- Tasks and exercises:
[1] From the passage on CBD manufacturing, list each abbreviation that appears in parentheses directly after a full chemical name, along with the name it stands for.
[2] Print the section of the passage on CBD manufacturing that opens with the words containing "However, there are" and closes with "time-consuming laborious process.".

However, there are several disadvantages of using this process. Both of the starting compounds, PMD (a natural product derived from limonene) and olivetol (another natural product that may be derived from olives or lichens), are very reactive compounds. The process, therefore, typically requires using a lot of these compounds for industrial manufacturing. In addition, because of multiple alkylation centers, the reaction produces by-products, such as abnormal-CBD and so-called “bis-adducts.” Furthermore, the process requires labor-intensive chromatographic purification of CBD, resulting in a low overall yield and a time-consuming laborious process.
Accordingly, there is a need in the art for improved methods of manufacturing cannabinoids such as CBD and CBDV.
In one embodiment, the invention provides a method of manufacturing cannabidiol (CBD) comprising the following steps:
a) reacting p-mentha-2,8-diene-1-ol (PMD) with 6-carboxymethyl olivetol (CMO) and a catalyst (preferably, boron trifluoride (BF3)-etherate) in the presence of an organic solvent to produce (1′R,2′R)-methyl 2,6-dihydroxy-5′-methyl-4-pentyl-2′-(prop-1-en-2-yl)-1′,2′,3′,4′-tetrahydro-[1,1′-biphenyl]-3-carboxylate (CMCBD);
b) distilling CMCBD to purify it via thin film evaporation;
c) reacting the distilled CMCBD with water, methanol and sodium hydroxide to produce CBD; and
d) purifying the CBD from step (c) to obtain a purified CBD.
In a preferred embodiment, the purifying of CBD in step (d) is performed via crystallization to obtain a crystallized CBD.
In a preferred embodiment, the molar ratio of PMD to CMO in step (a) is from 1:1 to 10:1.
Preferably, PMD is in at least a 30% molar excess compared to CMO.
In another preferred embodiment, step (a) is carried out at a temperature from 10° C. to 30° C.

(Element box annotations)
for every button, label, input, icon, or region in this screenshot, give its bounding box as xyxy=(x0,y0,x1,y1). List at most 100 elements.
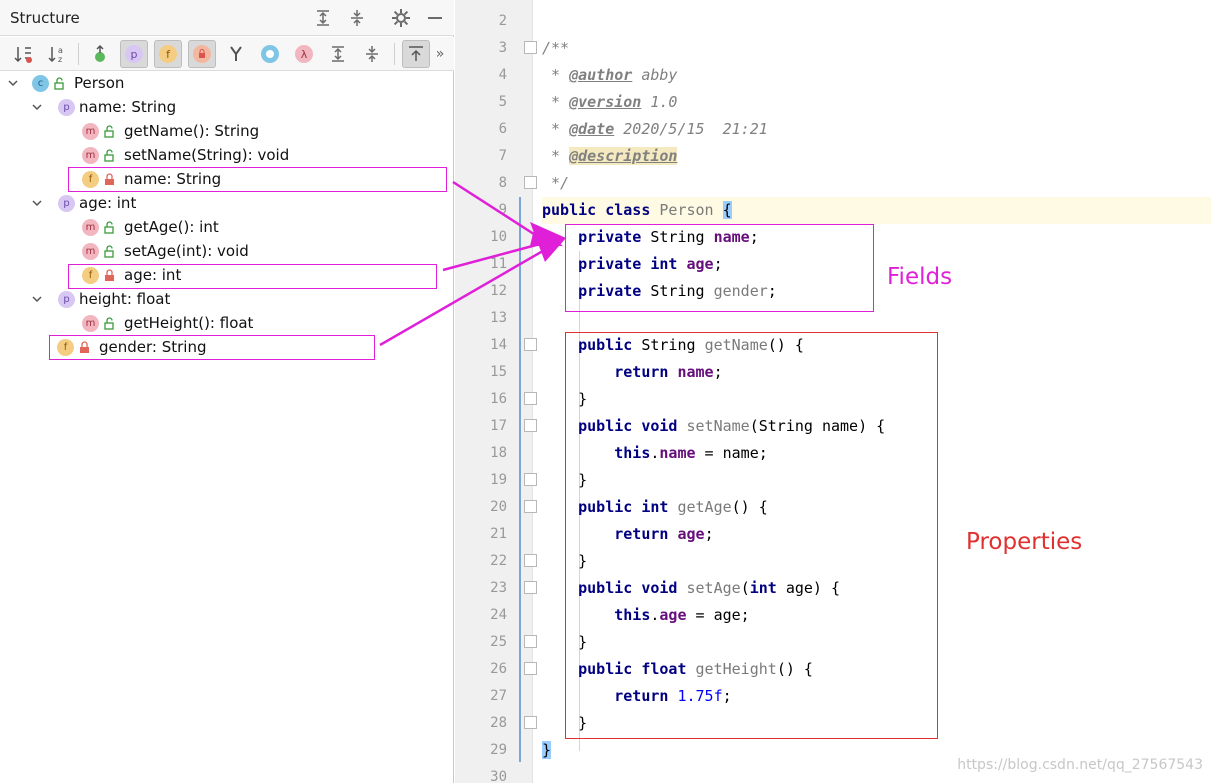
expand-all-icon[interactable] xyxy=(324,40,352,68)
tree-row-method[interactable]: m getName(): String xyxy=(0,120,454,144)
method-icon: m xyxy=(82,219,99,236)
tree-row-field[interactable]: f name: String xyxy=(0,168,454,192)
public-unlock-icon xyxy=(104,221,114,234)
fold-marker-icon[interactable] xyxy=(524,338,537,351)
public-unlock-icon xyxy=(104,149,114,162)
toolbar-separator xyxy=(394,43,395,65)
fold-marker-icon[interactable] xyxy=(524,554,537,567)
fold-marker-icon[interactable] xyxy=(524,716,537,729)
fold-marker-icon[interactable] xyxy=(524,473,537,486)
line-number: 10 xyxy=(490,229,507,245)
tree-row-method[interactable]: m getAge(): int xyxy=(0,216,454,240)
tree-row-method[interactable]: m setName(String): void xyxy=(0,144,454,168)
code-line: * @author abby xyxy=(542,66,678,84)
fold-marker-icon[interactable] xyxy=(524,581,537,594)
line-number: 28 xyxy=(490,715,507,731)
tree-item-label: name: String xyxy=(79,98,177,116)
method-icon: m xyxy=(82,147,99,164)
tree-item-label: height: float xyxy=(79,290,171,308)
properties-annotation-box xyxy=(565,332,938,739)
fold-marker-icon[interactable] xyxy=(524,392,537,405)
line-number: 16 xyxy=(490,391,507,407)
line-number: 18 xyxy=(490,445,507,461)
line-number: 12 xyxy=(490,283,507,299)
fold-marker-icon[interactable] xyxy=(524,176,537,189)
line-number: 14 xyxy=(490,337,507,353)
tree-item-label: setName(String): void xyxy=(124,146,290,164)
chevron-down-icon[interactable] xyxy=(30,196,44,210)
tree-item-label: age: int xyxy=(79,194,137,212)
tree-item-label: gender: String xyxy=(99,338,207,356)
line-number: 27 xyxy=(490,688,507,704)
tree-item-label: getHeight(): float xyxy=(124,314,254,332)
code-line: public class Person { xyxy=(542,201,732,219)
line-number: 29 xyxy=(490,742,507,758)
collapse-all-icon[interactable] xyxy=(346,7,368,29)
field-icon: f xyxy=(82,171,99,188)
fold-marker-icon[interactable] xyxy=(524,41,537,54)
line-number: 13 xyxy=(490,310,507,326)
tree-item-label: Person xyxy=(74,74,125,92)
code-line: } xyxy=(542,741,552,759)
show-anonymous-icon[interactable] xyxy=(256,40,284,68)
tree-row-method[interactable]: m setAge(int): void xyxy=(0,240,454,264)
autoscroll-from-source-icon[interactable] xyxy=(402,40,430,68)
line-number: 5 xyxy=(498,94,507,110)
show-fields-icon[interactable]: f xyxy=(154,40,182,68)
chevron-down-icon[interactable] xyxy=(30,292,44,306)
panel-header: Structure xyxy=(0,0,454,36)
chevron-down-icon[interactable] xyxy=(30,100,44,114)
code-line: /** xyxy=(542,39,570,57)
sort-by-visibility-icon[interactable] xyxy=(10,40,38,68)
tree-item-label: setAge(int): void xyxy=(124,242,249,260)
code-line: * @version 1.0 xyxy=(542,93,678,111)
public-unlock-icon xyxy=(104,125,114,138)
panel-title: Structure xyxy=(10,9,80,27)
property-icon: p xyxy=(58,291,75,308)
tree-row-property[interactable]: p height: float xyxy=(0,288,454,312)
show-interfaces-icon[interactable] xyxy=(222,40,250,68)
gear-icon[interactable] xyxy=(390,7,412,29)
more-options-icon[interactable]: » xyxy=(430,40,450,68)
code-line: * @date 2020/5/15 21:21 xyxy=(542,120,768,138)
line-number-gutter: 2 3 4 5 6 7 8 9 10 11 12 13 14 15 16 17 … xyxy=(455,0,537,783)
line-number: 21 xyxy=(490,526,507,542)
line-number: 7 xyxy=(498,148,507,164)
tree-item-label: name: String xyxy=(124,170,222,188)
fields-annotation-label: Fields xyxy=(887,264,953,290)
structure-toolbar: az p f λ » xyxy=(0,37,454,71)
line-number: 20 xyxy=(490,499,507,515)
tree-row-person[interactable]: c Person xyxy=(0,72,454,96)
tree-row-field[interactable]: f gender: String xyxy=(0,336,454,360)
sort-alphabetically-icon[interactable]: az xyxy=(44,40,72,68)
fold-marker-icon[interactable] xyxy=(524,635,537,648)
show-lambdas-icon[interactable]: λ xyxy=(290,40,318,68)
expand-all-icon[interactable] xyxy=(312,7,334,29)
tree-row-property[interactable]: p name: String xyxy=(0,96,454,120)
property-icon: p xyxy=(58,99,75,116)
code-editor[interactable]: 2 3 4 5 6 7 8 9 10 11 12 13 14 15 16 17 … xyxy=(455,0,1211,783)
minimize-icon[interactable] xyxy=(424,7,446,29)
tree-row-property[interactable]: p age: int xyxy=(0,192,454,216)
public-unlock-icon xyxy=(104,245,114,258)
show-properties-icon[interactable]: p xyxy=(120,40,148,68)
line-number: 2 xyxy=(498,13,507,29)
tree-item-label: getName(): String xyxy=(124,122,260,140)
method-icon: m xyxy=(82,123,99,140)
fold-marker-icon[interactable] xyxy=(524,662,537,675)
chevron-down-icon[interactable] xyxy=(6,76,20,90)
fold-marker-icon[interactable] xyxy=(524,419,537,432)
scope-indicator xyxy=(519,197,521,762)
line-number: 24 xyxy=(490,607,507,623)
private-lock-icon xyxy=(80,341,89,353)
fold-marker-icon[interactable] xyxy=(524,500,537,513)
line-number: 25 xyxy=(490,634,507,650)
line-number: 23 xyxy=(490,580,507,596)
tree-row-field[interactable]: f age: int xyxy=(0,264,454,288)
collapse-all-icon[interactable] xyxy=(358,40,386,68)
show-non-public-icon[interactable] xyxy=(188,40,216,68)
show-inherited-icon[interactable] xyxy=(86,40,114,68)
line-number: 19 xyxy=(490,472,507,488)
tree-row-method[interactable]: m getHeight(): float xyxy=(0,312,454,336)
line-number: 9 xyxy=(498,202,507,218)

- Exercise results:
[1]
CBD: cannabidiol
PMD: p-mentha-2,8-diene-1-ol
CMO: 6-carboxymethyl olivetol
BF3: boron trifluoride
CMCBD: (1′R,2′R)-methyl 2,6-dihydroxy-5′-methyl-4-pentyl-2′-(prop-1-en-2-yl)-1′,2′,3′,4′-tetrahydro-[1,1′-biphenyl]-3-carboxylate

[2]
However, there are several disadvantages of using this process. Both of the starting compounds, PMD (a natural product derived from limonene) and olivetol (another natural product that may be derived from olives or lichens), are very reactive compounds. The process, therefore, typically requires using a lot of these compounds for industrial manufacturing. In addition, because of multiple alkylation centers, the reaction produces by-products, such as abnormal-CBD and so-called “bis-adducts.” Furthermore, the process requires labor-intensive chromatographic purification of CBD, resulting in a low overall yield and a time-consuming laborious process.